INFORMATION SUPPLIED

────────────────────────────────────────

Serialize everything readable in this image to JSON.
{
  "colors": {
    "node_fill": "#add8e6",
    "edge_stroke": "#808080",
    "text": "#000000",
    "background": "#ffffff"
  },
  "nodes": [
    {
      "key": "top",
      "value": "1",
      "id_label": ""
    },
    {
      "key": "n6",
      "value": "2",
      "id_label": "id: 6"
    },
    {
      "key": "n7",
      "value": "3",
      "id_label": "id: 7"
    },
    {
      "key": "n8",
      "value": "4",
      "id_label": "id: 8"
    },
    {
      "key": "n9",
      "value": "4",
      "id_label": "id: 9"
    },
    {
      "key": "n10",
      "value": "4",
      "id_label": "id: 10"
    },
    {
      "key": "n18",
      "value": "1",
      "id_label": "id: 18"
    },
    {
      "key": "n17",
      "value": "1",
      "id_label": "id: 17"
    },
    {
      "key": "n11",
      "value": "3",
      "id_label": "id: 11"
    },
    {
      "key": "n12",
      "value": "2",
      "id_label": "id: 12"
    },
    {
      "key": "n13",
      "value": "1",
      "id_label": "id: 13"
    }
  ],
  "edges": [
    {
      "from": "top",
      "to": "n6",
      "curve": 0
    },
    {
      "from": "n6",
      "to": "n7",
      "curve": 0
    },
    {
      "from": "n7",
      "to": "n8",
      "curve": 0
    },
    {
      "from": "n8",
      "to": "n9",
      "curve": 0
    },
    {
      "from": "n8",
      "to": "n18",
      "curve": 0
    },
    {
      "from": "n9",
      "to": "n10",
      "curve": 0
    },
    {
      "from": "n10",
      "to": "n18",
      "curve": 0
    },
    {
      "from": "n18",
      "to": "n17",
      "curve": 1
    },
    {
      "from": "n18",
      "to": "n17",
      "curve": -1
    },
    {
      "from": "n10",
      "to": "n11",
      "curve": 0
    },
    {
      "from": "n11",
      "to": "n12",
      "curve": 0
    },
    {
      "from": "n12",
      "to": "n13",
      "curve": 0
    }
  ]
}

────────────────────────────────────────

GIVEN INSTRUCTION
Repeat the records above exactly as they appear.

OUTPUT BELOW
Serialize everything readable in this image to JSON.
{
  "colors": {
    "node_fill": "#add8e6",
    "edge_stroke": "#808080",
    "text": "#000000",
    "background": "#ffffff"
  },
  "nodes": [
    {
      "key": "top",
      "value": "1",
      "id_label": ""
    },
    {
      "key": "n6",
      "value": "2",
      "id_label": "id: 6"
    },
    {
      "key": "n7",
      "value": "3",
      "id_label": "id: 7"
    },
    {
      "key": "n8",
      "value": "4",
      "id_label": "id: 8"
    },
    {
      "key": "n9",
      "value": "4",
      "id_label": "id: 9"
    },
    {
      "key": "n10",
      "value": "4",
      "id_label": "id: 10"
    },
    {
      "key": "n18",
      "value": "1",
      "id_label": "id: 18"
    },
    {
      "key": "n17",
      "value": "1",
      "id_label": "id: 17"
    },
    {
      "key": "n11",
      "value": "3",
      "id_label": "id: 11"
    },
    {
      "key": "n12",
      "value": "2",
      "id_label": "id: 12"
    },
    {
      "key": "n13",
      "value": "1",
      "id_label": "id: 13"
    }
  ],
  "edges": [
    {
      "from": "top",
      "to": "n6",
      "curve": 0
    },
    {
      "from": "n6",
      "to": "n7",
      "curve": 0
    },
    {
      "from": "n7",
      "to": "n8",
      "curve": 0
    },
    {
      "from": "n8",
      "to": "n9",
      "curve": 0
    },
    {
      "from": "n8",
      "to": "n18",
      "curve": 0
    },
    {
      "from": "n9",
      "to": "n10",
      "curve": 0
    },
    {
      "from": "n10",
      "to": "n18",
      "curve": 0
    },
    {
      "from": "n18",
      "to": "n17",
      "curve": 1
    },
    {
      "from": "n18",
      "to": "n17",
      "curve": -1
    },
    {
      "from": "n10",
      "to": "n11",
      "curve": 0
    },
    {
      "from": "n11",
      "to": "n12",
      "curve": 0
    },
    {
      "from": "n12",
      "to": "n13",
      "curve": 0
    }
  ]
}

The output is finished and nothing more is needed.